▸ **GIVEN TASK**
Repeat each record exactly. Any picture gets left out.
################
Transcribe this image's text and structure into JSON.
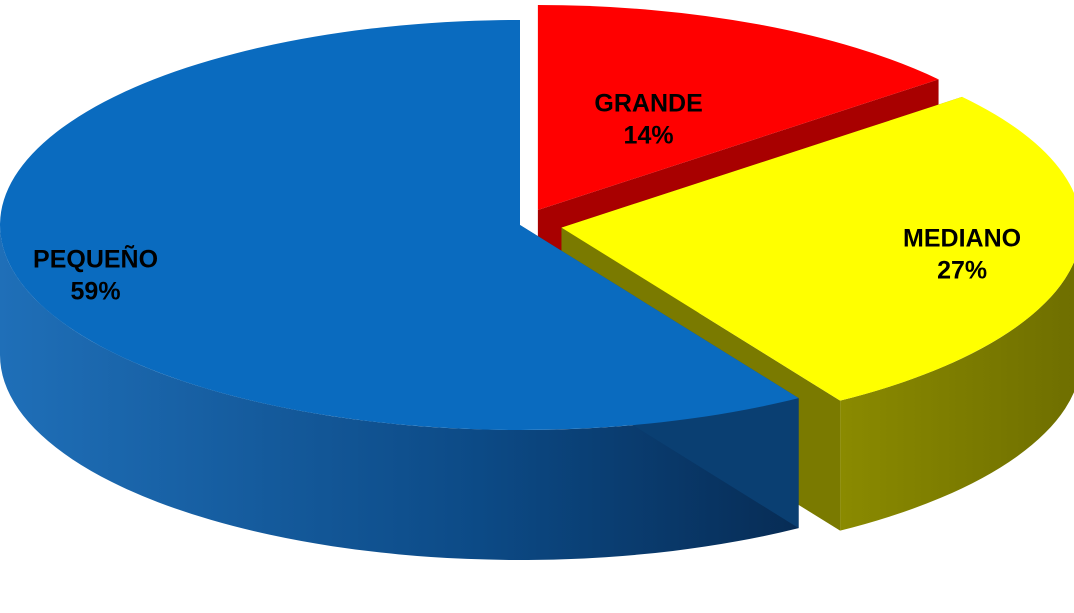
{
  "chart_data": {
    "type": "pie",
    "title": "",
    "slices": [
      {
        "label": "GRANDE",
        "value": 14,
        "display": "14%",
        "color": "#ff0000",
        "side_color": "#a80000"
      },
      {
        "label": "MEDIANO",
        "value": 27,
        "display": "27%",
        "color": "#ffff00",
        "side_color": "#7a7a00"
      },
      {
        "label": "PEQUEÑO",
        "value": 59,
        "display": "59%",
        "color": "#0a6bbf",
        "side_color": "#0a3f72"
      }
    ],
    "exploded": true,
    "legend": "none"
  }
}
################
▸ **FINISHED EXERCISE**
Transcribe this image's text and structure into JSON.
{
  "chart_data": {
    "type": "pie",
    "title": "",
    "slices": [
      {
        "label": "GRANDE",
        "value": 14,
        "display": "14%",
        "color": "#ff0000",
        "side_color": "#a80000"
      },
      {
        "label": "MEDIANO",
        "value": 27,
        "display": "27%",
        "color": "#ffff00",
        "side_color": "#7a7a00"
      },
      {
        "label": "PEQUEÑO",
        "value": 59,
        "display": "59%",
        "color": "#0a6bbf",
        "side_color": "#0a3f72"
      }
    ],
    "exploded": true,
    "legend": "none"
  }
}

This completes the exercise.